* REQUIREMENT 1 *
Reproduce every line of the listing, from the start of the listing down to and including the line containing "civil-status-cell (617, 862, 649, 894)".

* SELECTION *
W3C home > Mailing lists > Public > ietf-charsets@w3.org > October to December 2001

RE: ISO 8859 -8:1999

From: Francois Yergeau <FYergeau@alis.com>
Date: Sun, 02 Dec 2001 14:15:01 -0500
To: ietf-charsets@iana.org, Keld Jørn Simonsen <keld@dkuug.dk>, Jonathan Rosenne <rosenne@qsm.co.il>
Message-id: <F7D4BDA0E5A1D14B99D32C022AEB73660EB2BD@alis-2k.alis.domain>
Keld Jørn Simonsen wrote:
> Jonathan Rosenne wrote:
>> Justification: ISO_8859-8:1999 is a superset of ISO_8859-8:1988. Valid
>> ISO_8859-8:1988 data will still be valid under ISO_8859-8:1999. The new
>> characters were reserved in ISO_8859-8:1988. Registering ISO_8859-8:1999
>> as a separate character set would cause too much unnecessary confusion.
>
>As the two charsets are not exactly equivalent, they should not be
>aliases.

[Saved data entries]
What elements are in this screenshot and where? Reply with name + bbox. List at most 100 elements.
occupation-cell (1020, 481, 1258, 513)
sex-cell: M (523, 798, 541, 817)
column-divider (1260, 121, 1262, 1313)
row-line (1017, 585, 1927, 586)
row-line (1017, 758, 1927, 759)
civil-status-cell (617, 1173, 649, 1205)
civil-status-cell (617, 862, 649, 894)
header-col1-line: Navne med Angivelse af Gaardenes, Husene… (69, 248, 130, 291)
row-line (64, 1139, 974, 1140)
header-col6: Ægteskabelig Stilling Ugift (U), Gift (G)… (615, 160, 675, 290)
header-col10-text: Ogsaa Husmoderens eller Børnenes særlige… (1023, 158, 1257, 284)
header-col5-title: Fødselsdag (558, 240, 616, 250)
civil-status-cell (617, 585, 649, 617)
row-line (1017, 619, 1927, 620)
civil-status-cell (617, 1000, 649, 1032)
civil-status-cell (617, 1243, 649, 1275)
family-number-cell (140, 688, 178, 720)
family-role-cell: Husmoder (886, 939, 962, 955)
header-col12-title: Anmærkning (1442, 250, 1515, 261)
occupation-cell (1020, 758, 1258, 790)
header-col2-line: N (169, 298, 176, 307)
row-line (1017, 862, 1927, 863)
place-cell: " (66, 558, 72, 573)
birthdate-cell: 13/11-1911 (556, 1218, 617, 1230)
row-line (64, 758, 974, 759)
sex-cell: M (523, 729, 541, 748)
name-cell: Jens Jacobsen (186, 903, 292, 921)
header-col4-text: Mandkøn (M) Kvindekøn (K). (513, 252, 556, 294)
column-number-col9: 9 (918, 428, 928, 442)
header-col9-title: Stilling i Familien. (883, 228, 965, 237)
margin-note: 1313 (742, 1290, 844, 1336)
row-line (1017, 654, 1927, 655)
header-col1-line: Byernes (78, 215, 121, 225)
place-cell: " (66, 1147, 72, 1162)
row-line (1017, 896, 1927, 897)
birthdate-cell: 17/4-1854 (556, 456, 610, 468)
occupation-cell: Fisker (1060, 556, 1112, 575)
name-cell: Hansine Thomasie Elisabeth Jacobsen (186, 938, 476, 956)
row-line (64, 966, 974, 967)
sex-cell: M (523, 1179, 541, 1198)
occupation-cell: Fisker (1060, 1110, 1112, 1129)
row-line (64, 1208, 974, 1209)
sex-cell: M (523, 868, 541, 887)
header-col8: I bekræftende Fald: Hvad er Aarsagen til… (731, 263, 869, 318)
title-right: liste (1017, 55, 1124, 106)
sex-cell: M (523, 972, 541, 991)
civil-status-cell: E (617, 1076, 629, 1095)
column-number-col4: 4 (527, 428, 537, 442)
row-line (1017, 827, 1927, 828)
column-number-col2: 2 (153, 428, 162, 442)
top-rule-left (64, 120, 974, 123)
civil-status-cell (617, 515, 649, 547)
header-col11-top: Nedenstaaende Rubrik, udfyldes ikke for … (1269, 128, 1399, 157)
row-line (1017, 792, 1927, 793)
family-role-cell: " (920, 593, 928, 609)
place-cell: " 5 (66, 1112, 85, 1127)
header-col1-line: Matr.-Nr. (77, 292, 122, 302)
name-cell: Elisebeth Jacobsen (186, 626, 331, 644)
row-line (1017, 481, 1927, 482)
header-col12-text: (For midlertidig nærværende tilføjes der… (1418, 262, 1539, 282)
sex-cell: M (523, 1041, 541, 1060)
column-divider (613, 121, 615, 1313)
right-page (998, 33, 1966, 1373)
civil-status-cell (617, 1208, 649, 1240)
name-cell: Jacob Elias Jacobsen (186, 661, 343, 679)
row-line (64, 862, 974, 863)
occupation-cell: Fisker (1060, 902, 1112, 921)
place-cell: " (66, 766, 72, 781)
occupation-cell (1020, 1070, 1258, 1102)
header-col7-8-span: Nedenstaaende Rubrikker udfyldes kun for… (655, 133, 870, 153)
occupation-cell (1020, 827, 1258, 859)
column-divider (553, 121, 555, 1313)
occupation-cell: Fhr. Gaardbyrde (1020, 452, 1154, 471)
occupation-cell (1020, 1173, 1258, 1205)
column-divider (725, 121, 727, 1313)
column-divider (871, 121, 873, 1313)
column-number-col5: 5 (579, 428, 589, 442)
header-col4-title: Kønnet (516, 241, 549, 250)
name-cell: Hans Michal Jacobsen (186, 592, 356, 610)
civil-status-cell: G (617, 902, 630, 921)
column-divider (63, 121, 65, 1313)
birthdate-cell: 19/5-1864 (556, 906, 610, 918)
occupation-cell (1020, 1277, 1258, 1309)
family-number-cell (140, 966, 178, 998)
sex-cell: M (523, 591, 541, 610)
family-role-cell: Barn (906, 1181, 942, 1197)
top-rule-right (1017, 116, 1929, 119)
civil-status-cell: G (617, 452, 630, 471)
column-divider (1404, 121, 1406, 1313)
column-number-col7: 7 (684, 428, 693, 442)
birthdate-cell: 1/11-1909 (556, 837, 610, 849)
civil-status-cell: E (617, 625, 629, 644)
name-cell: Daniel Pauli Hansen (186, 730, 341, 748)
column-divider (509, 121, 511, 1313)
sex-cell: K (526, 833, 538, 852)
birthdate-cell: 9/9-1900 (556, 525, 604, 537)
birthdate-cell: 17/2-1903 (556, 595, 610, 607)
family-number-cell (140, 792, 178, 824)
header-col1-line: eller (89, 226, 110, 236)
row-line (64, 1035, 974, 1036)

* REQUIREMENT 2 *
Name every person mentioned in the mailing-list message.

* PROBLEM SOLUTION 1 *
What elements are in this screenshot and where? Reply with name + bbox. List at most 100 elements.
occupation-cell (1020, 481, 1258, 513)
sex-cell: M (523, 798, 541, 817)
column-divider (1260, 121, 1262, 1313)
row-line (1017, 585, 1927, 586)
row-line (1017, 758, 1927, 759)
civil-status-cell (617, 1173, 649, 1205)
civil-status-cell (617, 862, 649, 894)

* PROBLEM SOLUTION 2 *
Francois Yergeau
Keld Jørn Simonsen
Jonathan Rosenne